--- Materials provided ---

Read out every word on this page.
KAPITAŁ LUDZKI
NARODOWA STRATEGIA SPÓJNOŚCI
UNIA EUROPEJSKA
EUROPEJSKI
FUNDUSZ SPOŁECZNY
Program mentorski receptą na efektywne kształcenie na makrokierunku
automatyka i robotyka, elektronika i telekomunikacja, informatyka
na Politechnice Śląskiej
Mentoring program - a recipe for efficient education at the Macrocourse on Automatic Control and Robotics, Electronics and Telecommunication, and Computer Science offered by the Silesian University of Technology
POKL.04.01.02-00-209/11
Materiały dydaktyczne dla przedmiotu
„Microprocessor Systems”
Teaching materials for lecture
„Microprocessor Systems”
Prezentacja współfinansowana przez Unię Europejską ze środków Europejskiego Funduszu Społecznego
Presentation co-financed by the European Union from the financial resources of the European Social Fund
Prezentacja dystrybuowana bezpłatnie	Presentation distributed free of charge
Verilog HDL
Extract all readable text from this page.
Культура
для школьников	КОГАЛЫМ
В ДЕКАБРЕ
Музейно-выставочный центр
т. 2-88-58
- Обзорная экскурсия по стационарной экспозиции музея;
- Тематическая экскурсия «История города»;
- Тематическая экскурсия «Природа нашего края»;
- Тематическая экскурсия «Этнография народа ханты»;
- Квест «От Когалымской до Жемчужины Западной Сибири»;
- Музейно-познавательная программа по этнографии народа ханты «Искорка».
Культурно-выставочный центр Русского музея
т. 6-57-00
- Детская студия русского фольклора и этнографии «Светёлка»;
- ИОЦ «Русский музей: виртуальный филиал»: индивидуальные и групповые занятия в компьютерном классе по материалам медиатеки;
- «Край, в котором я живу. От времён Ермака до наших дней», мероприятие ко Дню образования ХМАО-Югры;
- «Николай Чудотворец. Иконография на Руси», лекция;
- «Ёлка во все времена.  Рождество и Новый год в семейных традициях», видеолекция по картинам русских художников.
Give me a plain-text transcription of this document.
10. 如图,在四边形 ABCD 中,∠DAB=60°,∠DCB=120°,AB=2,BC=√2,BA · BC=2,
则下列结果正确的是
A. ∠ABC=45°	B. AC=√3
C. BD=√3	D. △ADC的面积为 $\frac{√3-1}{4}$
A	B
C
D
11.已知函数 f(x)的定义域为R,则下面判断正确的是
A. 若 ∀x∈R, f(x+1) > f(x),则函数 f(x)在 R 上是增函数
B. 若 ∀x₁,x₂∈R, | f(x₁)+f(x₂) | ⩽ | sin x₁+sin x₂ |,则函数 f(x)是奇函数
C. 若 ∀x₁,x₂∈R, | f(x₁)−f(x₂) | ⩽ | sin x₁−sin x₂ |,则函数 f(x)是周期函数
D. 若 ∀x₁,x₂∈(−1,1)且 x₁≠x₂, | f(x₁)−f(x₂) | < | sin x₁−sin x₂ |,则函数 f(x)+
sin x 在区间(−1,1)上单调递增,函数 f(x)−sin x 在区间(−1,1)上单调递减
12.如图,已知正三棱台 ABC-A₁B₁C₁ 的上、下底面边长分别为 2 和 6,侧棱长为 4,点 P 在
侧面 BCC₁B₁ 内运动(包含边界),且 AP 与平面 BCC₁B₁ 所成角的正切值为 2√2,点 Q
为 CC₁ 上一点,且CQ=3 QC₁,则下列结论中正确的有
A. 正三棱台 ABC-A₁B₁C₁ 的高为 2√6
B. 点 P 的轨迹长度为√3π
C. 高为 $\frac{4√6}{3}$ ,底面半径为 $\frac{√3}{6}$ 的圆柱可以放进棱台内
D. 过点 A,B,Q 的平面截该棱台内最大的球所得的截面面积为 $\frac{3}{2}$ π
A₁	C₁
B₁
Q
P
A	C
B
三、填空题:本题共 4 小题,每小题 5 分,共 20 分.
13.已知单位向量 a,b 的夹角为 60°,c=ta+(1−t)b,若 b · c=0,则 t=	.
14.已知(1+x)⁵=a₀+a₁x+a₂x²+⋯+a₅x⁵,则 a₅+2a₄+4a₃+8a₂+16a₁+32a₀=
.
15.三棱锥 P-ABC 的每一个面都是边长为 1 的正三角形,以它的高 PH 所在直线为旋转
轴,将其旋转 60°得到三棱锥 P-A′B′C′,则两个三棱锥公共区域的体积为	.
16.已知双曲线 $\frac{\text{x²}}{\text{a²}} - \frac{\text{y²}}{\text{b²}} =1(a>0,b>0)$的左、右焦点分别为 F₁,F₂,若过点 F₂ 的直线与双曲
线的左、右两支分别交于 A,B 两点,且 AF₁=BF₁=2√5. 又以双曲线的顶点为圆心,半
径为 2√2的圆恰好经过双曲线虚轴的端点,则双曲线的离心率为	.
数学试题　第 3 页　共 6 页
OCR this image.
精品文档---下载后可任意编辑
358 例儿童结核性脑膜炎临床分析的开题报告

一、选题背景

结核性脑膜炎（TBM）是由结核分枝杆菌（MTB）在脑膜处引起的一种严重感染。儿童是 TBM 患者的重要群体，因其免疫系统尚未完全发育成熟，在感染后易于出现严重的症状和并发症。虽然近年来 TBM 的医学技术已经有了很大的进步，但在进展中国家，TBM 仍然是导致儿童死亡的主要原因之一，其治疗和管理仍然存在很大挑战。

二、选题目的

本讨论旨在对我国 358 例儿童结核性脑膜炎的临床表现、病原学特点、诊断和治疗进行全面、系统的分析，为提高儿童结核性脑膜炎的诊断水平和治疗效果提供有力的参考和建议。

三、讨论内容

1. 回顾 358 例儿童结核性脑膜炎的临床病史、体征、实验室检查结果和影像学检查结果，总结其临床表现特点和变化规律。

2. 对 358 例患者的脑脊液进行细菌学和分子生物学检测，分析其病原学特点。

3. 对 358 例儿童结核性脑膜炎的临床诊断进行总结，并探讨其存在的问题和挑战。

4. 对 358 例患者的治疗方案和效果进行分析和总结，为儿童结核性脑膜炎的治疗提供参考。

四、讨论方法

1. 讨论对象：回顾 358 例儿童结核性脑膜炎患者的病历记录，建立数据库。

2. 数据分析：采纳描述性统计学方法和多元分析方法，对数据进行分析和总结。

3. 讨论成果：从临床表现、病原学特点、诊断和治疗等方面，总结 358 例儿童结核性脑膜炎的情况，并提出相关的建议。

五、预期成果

---

- Stated problem
Write out exactly the final stretch of the records: the line containing "OCR this image." and every line after it, through the last, and nothing else.

- Task answer
OCR this image.
精品文档---下载后可任意编辑
358 例儿童结核性脑膜炎临床分析的开题报告

一、选题背景

结核性脑膜炎（TBM）是由结核分枝杆菌（MTB）在脑膜处引起的一种严重感染。儿童是 TBM 患者的重要群体，因其免疫系统尚未完全发育成熟，在感染后易于出现严重的症状和并发症。虽然近年来 TBM 的医学技术已经有了很大的进步，但在进展中国家，TBM 仍然是导致儿童死亡的主要原因之一，其治疗和管理仍然存在很大挑战。

二、选题目的

本讨论旨在对我国 358 例儿童结核性脑膜炎的临床表现、病原学特点、诊断和治疗进行全面、系统的分析，为提高儿童结核性脑膜炎的诊断水平和治疗效果提供有力的参考和建议。

三、讨论内容

1. 回顾 358 例儿童结核性脑膜炎的临床病史、体征、实验室检查结果和影像学检查结果，总结其临床表现特点和变化规律。

2. 对 358 例患者的脑脊液进行细菌学和分子生物学检测，分析其病原学特点。

3. 对 358 例儿童结核性脑膜炎的临床诊断进行总结，并探讨其存在的问题和挑战。

4. 对 358 例患者的治疗方案和效果进行分析和总结，为儿童结核性脑膜炎的治疗提供参考。

四、讨论方法

1. 讨论对象：回顾 358 例儿童结核性脑膜炎患者的病历记录，建立数据库。

2. 数据分析：采纳描述性统计学方法和多元分析方法，对数据进行分析和总结。

3. 讨论成果：从临床表现、病原学特点、诊断和治疗等方面，总结 358 例儿童结核性脑膜炎的情况，并提出相关的建议。

五、预期成果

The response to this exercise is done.